| WHAT NEEDS TO BE DONE |
Return the following stretch of entries verbatim: everything from the start of the entries through the line containing "sidebar-item-test-suite[interactable]: Test Suite", with both ends included.

| RECORDS SHOWN |
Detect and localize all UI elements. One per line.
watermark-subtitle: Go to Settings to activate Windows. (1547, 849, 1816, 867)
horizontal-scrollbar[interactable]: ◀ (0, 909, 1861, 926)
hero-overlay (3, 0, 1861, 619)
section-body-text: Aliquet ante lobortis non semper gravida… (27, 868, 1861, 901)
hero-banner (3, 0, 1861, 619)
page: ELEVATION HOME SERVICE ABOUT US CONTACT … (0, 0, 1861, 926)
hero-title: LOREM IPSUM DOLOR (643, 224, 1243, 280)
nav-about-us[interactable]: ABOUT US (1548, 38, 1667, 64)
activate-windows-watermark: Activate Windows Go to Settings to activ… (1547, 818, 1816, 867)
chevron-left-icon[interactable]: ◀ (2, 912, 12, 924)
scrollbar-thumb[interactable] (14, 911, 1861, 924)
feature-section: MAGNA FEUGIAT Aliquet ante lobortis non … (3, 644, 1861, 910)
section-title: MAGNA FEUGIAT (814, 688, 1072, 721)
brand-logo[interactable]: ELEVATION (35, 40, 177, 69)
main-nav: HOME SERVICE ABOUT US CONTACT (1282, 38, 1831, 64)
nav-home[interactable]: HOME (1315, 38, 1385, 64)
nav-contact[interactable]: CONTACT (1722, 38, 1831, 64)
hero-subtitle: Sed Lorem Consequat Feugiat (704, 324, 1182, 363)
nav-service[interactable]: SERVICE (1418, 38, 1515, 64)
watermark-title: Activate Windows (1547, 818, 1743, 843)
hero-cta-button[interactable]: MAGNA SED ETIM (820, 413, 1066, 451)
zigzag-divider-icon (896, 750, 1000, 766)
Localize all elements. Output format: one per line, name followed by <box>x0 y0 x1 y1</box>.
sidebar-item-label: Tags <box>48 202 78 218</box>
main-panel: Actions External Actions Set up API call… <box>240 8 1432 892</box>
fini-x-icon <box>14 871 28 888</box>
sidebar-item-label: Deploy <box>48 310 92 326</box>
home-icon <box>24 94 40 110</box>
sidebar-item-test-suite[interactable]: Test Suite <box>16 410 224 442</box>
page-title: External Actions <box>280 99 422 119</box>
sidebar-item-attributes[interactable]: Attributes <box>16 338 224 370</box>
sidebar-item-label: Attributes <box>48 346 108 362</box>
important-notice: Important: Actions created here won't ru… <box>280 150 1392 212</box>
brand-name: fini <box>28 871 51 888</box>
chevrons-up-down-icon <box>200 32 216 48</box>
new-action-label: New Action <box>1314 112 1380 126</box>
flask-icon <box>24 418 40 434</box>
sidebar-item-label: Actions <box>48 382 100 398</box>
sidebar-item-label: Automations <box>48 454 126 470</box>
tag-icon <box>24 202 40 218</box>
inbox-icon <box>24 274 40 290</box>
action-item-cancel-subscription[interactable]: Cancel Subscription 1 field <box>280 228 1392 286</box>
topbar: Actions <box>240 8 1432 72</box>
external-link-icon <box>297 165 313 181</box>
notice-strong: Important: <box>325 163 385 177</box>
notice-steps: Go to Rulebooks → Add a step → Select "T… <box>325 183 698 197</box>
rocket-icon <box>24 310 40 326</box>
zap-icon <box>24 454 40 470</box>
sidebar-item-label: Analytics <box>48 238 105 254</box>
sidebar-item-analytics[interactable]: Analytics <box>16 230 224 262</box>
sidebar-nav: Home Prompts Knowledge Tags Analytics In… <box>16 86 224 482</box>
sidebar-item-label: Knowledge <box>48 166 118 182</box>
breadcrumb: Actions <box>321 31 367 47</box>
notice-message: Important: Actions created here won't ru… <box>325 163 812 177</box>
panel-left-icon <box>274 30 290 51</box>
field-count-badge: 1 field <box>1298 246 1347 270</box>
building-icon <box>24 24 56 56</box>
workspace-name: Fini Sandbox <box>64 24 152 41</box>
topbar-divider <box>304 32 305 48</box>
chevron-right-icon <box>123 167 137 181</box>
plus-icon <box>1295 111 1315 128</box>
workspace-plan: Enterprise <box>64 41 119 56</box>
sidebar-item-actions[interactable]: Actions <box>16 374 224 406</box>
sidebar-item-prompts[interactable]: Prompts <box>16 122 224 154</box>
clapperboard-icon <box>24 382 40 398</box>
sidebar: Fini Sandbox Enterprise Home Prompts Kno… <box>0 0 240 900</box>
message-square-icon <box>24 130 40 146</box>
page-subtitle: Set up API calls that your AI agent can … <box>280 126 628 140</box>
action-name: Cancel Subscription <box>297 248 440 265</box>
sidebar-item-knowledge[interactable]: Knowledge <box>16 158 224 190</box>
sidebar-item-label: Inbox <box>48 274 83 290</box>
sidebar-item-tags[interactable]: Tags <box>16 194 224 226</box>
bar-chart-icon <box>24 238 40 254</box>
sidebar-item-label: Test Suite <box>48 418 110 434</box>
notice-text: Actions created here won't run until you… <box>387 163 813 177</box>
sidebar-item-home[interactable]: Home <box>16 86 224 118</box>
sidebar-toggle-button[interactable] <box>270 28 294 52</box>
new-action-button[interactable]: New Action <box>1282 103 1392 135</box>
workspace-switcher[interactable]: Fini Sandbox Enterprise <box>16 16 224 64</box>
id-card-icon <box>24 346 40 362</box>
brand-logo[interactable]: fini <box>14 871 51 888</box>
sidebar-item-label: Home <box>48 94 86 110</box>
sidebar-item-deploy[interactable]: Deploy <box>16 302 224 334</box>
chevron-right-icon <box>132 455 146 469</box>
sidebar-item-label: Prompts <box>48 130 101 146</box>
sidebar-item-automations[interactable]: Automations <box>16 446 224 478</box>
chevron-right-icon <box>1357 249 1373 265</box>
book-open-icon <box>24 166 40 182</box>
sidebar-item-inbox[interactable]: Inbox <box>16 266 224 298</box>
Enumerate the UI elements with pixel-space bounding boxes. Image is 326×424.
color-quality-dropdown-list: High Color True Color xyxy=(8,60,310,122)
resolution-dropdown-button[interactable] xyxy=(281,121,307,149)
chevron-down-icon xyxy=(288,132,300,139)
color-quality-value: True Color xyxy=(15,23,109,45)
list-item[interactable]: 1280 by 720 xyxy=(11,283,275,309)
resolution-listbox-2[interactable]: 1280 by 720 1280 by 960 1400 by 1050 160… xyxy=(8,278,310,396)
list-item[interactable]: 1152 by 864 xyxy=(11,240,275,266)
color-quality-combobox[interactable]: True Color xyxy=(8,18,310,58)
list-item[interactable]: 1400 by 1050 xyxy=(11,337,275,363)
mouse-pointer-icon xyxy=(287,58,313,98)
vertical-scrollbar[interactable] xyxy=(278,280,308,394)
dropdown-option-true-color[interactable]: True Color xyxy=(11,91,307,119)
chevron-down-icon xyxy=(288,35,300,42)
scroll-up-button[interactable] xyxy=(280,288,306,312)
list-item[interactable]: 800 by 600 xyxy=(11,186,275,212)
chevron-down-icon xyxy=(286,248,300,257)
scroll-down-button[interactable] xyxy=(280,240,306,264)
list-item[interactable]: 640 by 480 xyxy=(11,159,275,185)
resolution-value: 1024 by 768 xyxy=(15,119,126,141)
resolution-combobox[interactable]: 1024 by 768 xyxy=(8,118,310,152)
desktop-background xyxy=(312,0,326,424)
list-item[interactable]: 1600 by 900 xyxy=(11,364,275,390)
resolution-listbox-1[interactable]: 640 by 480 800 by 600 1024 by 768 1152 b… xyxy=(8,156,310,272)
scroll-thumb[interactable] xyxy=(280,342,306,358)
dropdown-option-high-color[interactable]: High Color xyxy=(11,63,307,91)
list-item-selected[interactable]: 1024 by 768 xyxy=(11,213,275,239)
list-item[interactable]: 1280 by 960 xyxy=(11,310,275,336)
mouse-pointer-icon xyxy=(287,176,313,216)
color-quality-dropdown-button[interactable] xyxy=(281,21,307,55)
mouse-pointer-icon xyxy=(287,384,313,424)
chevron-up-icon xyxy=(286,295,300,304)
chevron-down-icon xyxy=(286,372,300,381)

| TASK OUTPUT |
Detect and localize all UI elements. One per line.
watermark-subtitle: Go to Settings to activate Windows. (1547, 849, 1816, 867)
horizontal-scrollbar[interactable]: ◀ (0, 909, 1861, 926)
hero-overlay (3, 0, 1861, 619)
section-body-text: Aliquet ante lobortis non semper gravida… (27, 868, 1861, 901)
hero-banner (3, 0, 1861, 619)
page: ELEVATION HOME SERVICE ABOUT US CONTACT … (0, 0, 1861, 926)
hero-title: LOREM IPSUM DOLOR (643, 224, 1243, 280)
nav-about-us[interactable]: ABOUT US (1548, 38, 1667, 64)
activate-windows-watermark: Activate Windows Go to Settings to activ… (1547, 818, 1816, 867)
chevron-left-icon[interactable]: ◀ (2, 912, 12, 924)
scrollbar-thumb[interactable] (14, 911, 1861, 924)
feature-section: MAGNA FEUGIAT Aliquet ante lobortis non … (3, 644, 1861, 910)
section-title: MAGNA FEUGIAT (814, 688, 1072, 721)
brand-logo[interactable]: ELEVATION (35, 40, 177, 69)
main-nav: HOME SERVICE ABOUT US CONTACT (1282, 38, 1831, 64)
nav-home[interactable]: HOME (1315, 38, 1385, 64)
nav-contact[interactable]: CONTACT (1722, 38, 1831, 64)
hero-subtitle: Sed Lorem Consequat Feugiat (704, 324, 1182, 363)
nav-service[interactable]: SERVICE (1418, 38, 1515, 64)
watermark-title: Activate Windows (1547, 818, 1743, 843)
hero-cta-button[interactable]: MAGNA SED ETIM (820, 413, 1066, 451)
zigzag-divider-icon (896, 750, 1000, 766)
Localize all elements. Output format: one per line, name followed by <box>x0 y0 x1 y1</box>.
sidebar-item-label: Tags <box>48 202 78 218</box>
main-panel: Actions External Actions Set up API call… <box>240 8 1432 892</box>
fini-x-icon <box>14 871 28 888</box>
sidebar-item-label: Deploy <box>48 310 92 326</box>
home-icon <box>24 94 40 110</box>
sidebar-item-test-suite[interactable]: Test Suite <box>16 410 224 442</box>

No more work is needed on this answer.